● Description of the task
Track down the lines that contain "Breaking" and copy them.

● Source data
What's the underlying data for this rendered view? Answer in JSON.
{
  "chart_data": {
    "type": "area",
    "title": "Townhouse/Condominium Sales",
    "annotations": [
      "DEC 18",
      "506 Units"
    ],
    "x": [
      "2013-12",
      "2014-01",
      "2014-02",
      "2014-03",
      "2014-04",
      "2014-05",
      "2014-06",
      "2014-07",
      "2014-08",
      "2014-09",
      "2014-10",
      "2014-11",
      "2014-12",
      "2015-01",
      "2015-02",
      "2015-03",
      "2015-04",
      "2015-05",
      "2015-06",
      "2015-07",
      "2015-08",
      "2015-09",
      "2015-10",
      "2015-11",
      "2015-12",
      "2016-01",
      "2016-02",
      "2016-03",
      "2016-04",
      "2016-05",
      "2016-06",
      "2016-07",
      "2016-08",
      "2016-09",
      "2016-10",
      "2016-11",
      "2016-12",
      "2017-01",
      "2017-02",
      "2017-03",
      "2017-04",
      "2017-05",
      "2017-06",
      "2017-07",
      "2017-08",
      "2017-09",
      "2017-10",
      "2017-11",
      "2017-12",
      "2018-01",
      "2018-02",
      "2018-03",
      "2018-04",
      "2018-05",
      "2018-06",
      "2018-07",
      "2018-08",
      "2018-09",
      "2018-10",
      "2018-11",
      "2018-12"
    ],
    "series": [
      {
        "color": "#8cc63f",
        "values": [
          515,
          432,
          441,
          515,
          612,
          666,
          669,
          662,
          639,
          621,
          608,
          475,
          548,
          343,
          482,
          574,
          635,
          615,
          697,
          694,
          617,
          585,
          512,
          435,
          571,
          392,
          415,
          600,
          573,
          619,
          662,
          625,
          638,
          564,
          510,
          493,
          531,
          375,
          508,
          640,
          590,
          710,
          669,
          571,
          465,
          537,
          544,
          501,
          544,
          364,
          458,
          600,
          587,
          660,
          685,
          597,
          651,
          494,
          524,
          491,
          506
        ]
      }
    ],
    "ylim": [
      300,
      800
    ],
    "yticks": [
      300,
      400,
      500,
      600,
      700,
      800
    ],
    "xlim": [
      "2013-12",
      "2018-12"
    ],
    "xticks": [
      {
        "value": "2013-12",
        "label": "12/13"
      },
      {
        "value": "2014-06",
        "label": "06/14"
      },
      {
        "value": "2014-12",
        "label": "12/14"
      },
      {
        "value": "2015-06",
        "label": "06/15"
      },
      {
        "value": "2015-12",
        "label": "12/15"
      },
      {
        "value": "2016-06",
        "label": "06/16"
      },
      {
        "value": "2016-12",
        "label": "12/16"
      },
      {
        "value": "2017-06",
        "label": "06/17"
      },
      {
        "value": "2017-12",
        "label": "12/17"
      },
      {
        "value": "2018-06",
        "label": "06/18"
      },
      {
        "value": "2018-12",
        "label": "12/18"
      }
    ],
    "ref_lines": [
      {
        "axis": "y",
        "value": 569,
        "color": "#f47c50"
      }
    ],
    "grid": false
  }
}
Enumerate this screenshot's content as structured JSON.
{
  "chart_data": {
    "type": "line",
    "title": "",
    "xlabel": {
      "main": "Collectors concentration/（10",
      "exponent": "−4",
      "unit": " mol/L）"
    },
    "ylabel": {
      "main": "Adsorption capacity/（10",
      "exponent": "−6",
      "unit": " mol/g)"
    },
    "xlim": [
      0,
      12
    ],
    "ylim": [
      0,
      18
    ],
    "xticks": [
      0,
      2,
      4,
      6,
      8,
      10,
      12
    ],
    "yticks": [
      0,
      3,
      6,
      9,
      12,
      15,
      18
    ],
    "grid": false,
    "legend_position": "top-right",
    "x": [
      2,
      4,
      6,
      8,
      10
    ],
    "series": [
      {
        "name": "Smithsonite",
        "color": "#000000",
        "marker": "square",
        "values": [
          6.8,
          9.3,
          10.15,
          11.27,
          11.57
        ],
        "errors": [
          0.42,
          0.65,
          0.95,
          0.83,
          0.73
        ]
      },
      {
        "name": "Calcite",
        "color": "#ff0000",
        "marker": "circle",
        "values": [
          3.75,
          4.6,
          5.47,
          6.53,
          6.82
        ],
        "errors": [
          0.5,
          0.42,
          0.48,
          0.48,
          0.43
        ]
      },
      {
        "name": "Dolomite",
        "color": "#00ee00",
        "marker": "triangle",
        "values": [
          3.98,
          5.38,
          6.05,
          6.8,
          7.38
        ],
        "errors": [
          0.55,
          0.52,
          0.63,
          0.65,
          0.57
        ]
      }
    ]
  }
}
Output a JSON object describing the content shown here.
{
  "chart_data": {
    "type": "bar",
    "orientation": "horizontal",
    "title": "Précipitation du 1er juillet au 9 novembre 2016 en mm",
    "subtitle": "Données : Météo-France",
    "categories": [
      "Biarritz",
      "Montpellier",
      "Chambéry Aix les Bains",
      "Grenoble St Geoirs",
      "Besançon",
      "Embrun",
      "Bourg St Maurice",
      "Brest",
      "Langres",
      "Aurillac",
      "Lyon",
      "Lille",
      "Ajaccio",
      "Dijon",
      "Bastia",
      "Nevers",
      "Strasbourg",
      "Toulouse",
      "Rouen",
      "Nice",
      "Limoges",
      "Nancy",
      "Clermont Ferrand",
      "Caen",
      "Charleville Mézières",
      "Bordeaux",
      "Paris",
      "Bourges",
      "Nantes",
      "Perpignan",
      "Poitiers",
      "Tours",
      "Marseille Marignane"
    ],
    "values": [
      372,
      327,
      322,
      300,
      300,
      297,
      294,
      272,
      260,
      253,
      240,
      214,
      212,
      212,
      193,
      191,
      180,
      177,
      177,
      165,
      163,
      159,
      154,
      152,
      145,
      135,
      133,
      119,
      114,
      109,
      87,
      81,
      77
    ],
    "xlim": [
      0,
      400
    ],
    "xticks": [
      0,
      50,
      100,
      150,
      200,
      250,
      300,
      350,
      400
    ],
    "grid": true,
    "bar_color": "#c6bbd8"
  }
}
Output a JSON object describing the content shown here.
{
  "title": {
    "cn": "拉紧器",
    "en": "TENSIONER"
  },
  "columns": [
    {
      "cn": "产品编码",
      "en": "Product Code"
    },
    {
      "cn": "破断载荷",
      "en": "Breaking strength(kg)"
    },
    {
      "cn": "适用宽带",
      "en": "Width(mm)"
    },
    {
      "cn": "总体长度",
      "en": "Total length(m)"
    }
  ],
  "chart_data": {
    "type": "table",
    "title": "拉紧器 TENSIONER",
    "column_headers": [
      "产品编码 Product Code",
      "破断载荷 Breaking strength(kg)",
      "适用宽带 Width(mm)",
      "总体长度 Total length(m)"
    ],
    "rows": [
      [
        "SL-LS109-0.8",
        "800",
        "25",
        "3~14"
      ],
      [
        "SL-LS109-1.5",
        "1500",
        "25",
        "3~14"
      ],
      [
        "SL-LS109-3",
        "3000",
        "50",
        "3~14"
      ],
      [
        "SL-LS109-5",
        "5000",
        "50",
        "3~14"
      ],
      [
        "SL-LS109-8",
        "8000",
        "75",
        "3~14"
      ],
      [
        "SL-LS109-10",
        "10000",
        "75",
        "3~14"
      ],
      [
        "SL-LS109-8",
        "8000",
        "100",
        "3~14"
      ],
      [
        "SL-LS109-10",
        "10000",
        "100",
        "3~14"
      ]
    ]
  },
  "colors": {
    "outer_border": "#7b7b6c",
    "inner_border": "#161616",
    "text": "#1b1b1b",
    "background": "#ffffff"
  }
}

● Task output
      "en": "Breaking strength(kg)"
      "破断载荷 Breaking strength(kg)",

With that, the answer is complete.